#### [GOAL]
Can you reproduce the lines below, substituting "Control" for every "Sham" and changing nothing else?

**** RECORDS FOR THE TASK

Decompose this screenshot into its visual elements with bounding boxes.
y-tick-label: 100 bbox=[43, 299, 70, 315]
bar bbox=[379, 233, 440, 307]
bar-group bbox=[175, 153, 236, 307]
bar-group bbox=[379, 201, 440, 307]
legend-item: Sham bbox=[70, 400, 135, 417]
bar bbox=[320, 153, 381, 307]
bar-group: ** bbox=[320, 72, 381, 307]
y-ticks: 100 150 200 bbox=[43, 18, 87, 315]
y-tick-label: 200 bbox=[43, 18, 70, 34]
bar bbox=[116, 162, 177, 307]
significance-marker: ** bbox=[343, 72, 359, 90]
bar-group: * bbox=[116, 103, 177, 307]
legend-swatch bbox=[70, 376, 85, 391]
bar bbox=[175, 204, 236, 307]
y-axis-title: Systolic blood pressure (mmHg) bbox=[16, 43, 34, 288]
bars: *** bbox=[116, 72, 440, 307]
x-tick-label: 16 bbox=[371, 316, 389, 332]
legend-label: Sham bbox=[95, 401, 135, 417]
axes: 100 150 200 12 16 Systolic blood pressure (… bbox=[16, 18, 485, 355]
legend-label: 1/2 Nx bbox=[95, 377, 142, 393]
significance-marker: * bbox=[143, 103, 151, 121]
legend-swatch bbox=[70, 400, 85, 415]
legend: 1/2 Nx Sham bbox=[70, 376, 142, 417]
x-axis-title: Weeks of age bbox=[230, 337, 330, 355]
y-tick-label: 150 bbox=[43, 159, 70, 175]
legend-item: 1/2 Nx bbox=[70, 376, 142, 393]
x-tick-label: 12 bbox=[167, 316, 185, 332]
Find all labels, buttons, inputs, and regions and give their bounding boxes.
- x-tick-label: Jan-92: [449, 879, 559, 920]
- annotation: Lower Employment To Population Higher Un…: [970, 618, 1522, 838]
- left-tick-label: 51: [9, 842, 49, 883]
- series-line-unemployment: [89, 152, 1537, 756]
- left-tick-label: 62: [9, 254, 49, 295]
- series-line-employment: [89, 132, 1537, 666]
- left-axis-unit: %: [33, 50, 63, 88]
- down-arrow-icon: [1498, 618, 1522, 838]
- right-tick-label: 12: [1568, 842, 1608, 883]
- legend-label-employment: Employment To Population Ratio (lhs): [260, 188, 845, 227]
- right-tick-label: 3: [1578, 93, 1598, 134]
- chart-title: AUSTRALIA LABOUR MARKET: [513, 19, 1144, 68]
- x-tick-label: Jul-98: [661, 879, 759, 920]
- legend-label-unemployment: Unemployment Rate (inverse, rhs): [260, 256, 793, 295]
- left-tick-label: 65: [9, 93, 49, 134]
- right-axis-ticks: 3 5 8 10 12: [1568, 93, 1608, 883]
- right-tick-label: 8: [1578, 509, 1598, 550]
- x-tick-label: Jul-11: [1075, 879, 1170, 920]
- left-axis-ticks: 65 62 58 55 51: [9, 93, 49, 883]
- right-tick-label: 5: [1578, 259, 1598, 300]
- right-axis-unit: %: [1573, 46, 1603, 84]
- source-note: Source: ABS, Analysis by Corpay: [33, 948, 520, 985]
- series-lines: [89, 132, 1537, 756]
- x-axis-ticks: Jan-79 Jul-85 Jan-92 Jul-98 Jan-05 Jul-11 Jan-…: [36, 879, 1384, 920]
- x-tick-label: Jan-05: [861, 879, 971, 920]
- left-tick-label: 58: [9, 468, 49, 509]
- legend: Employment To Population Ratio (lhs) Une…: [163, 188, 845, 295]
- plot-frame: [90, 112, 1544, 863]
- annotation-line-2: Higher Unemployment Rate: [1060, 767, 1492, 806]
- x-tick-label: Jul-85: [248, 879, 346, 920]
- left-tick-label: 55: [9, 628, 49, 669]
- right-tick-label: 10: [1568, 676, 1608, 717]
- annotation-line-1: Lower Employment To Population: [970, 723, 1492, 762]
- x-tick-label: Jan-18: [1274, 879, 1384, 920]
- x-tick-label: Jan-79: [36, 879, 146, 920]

********

#### [ANSWER BELOW]
Decompose this screenshot into its visual elements with bounding boxes.
y-tick-label: 100 bbox=[43, 299, 70, 315]
bar bbox=[379, 233, 440, 307]
bar-group bbox=[175, 153, 236, 307]
bar-group bbox=[379, 201, 440, 307]
legend-item: Control bbox=[70, 400, 135, 417]
bar bbox=[320, 153, 381, 307]
bar-group: ** bbox=[320, 72, 381, 307]
y-ticks: 100 150 200 bbox=[43, 18, 87, 315]
y-tick-label: 200 bbox=[43, 18, 70, 34]
bar bbox=[116, 162, 177, 307]
significance-marker: ** bbox=[343, 72, 359, 90]
bar-group: * bbox=[116, 103, 177, 307]
legend-swatch bbox=[70, 376, 85, 391]
bar bbox=[175, 204, 236, 307]
y-axis-title: Systolic blood pressure (mmHg) bbox=[16, 43, 34, 288]
bars: *** bbox=[116, 72, 440, 307]
x-tick-label: 16 bbox=[371, 316, 389, 332]
legend-label: Control bbox=[95, 401, 135, 417]
axes: 100 150 200 12 16 Systolic blood pressure (… bbox=[16, 18, 485, 355]
legend-label: 1/2 Nx bbox=[95, 377, 142, 393]
significance-marker: * bbox=[143, 103, 151, 121]
legend-swatch bbox=[70, 400, 85, 415]
legend: 1/2 Nx Control bbox=[70, 376, 142, 417]
x-axis-title: Weeks of age bbox=[230, 337, 330, 355]
y-tick-label: 150 bbox=[43, 159, 70, 175]
legend-item: 1/2 Nx bbox=[70, 376, 142, 393]
x-tick-label: 12 bbox=[167, 316, 185, 332]
Find all labels, buttons, inputs, and regions and give their bounding boxes.
- x-tick-label: Jan-92: [449, 879, 559, 920]
- annotation: Lower Employment To Population Higher Un…: [970, 618, 1522, 838]
- left-tick-label: 51: [9, 842, 49, 883]
- series-line-unemployment: [89, 152, 1537, 756]
- left-tick-label: 62: [9, 254, 49, 295]
- series-line-employment: [89, 132, 1537, 666]
- left-axis-unit: %: [33, 50, 63, 88]
- down-arrow-icon: [1498, 618, 1522, 838]
- right-tick-label: 12: [1568, 842, 1608, 883]
- legend-label-employment: Employment To Population Ratio (lhs): [260, 188, 845, 227]
- right-tick-label: 3: [1578, 93, 1598, 134]
- chart-title: AUSTRALIA LABOUR MARKET: [513, 19, 1144, 68]
- x-tick-label: Jul-98: [661, 879, 759, 920]
- legend-label-unemployment: Unemployment Rate (inverse, rhs): [260, 256, 793, 295]
- left-tick-label: 65: [9, 93, 49, 134]
- right-axis-ticks: 3 5 8 10 12: [1568, 93, 1608, 883]
- right-tick-label: 8: [1578, 509, 1598, 550]
- x-tick-label: Jul-11: [1075, 879, 1170, 920]
- left-axis-ticks: 65 62 58 55 51: [9, 93, 49, 883]
- right-tick-label: 5: [1578, 259, 1598, 300]
- right-axis-unit: %: [1573, 46, 1603, 84]
- source-note: Source: ABS, Analysis by Corpay: [33, 948, 520, 985]
- series-lines: [89, 132, 1537, 756]
- x-axis-ticks: Jan-79 Jul-85 Jan-92 Jul-98 Jan-05 Jul-11 Jan-…: [36, 879, 1384, 920]
- x-tick-label: Jan-05: [861, 879, 971, 920]
- left-tick-label: 58: [9, 468, 49, 509]
- legend: Employment To Population Ratio (lhs) Une…: [163, 188, 845, 295]
- plot-frame: [90, 112, 1544, 863]
- annotation-line-2: Higher Unemployment Rate: [1060, 767, 1492, 806]
- x-tick-label: Jul-85: [248, 879, 346, 920]
- left-tick-label: 55: [9, 628, 49, 669]
- right-tick-label: 10: [1568, 676, 1608, 717]
- annotation-line-1: Lower Employment To Population: [970, 723, 1492, 762]
- x-tick-label: Jan-18: [1274, 879, 1384, 920]
- x-tick-label: Jan-79: [36, 879, 146, 920]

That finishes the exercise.